SET TASK
Copy out all lines of the records in which the word "Tashkent" appears.

########

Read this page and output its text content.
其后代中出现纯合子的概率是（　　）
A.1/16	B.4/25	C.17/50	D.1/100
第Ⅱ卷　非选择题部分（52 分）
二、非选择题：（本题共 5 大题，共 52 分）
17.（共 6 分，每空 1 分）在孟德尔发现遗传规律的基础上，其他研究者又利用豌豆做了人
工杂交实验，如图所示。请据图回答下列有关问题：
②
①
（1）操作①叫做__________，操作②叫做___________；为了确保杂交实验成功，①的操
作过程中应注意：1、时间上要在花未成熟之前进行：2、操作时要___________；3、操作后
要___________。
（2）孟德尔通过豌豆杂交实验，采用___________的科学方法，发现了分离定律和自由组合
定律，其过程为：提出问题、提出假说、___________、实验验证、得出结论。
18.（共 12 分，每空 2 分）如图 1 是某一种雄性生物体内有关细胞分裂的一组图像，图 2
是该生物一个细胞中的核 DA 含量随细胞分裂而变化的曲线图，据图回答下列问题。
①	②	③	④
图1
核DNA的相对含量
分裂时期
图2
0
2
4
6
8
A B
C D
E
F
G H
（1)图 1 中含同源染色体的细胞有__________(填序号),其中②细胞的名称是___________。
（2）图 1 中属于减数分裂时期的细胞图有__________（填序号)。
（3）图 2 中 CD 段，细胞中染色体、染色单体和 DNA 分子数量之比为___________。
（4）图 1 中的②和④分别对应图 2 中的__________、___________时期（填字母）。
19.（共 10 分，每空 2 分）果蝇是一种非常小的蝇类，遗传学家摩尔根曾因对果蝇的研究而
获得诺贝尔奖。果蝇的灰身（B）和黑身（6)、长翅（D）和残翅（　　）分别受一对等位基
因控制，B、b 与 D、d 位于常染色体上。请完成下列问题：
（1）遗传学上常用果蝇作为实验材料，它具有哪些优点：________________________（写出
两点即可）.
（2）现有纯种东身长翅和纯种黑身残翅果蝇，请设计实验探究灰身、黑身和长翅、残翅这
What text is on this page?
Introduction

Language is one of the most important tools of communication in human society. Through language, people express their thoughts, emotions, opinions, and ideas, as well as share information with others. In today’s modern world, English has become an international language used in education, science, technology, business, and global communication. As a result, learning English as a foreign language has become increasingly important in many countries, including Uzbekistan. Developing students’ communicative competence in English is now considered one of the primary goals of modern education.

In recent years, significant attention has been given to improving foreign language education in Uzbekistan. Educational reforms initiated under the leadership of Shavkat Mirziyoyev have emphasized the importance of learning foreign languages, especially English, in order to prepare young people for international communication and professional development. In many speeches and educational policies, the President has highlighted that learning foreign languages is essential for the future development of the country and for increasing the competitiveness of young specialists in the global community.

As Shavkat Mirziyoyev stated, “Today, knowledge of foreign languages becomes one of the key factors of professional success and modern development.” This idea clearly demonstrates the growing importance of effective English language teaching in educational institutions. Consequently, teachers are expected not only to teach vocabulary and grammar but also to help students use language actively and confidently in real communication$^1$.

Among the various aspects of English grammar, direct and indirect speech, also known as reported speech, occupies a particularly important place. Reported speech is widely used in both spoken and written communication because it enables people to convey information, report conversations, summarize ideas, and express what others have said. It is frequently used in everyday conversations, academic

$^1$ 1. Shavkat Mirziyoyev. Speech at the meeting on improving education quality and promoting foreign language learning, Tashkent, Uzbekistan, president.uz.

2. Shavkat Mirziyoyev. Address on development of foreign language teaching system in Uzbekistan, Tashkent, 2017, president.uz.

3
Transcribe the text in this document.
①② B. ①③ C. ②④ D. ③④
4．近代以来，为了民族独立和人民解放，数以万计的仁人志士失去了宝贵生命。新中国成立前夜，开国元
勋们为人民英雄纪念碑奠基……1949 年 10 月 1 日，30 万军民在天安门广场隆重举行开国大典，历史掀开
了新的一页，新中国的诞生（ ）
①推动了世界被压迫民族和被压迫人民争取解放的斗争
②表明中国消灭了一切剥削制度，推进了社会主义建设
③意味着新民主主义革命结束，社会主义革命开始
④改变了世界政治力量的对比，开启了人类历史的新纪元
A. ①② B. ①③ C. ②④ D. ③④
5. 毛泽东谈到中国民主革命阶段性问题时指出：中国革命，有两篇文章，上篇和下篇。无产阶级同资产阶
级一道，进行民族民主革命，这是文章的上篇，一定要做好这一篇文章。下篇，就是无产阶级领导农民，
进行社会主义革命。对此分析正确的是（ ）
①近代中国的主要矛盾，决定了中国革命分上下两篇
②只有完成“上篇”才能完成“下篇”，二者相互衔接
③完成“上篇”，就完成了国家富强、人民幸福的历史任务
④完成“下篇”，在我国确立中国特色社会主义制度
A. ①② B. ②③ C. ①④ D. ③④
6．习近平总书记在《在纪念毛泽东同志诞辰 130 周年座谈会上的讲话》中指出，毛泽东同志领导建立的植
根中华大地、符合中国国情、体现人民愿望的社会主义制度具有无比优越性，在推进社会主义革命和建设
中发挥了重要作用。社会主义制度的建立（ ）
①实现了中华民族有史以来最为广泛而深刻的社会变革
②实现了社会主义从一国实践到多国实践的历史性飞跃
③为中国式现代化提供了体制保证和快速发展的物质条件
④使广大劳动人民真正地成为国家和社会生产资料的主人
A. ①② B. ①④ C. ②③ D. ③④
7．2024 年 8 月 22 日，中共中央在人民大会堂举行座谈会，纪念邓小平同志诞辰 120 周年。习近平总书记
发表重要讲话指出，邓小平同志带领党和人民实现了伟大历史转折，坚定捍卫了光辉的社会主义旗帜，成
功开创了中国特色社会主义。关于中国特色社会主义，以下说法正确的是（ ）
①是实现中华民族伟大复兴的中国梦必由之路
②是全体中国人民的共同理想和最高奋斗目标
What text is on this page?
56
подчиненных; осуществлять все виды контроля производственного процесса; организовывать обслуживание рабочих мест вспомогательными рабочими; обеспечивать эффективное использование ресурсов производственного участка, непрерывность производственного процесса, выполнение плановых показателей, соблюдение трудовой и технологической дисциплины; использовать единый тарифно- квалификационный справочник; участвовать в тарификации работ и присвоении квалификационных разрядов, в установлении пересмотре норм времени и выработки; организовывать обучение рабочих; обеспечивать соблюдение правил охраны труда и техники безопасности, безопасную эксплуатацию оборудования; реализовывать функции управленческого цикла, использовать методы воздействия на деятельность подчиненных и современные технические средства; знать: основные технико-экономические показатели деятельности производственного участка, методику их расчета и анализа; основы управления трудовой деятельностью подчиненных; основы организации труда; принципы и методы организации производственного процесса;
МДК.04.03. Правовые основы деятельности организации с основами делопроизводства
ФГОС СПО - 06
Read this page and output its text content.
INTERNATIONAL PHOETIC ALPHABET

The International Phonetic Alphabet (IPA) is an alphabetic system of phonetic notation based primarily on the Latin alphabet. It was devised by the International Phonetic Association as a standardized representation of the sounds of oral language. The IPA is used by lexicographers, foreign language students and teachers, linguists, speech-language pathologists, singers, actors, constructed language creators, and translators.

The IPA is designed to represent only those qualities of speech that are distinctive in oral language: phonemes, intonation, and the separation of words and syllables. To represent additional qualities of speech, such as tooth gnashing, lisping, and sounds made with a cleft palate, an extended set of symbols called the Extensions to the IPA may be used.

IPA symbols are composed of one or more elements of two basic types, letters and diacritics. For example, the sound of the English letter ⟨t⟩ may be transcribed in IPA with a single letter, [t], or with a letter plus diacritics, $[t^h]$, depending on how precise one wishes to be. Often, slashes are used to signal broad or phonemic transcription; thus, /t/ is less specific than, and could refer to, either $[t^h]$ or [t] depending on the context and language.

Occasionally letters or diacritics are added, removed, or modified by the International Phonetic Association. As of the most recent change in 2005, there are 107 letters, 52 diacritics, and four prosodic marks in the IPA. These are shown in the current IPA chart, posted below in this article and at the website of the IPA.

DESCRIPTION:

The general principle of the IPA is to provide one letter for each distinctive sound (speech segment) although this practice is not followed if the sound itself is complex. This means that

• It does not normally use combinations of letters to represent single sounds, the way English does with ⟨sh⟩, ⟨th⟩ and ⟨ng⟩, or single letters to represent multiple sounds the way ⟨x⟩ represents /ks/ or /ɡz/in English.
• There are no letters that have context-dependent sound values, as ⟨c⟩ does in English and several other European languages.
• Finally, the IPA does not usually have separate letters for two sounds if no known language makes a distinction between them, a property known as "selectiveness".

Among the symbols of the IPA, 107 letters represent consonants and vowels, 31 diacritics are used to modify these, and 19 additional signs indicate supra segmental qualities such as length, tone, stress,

########

OUTPUT BELOW
$^1$ 1. Shavkat Mirziyoyev. Speech at the meeting on improving education quality and promoting foreign language learning, Tashkent, Uzbekistan, president.uz.
2. Shavkat Mirziyoyev. Address on development of foreign language teaching system in Uzbekistan, Tashkent, 2017, president.uz.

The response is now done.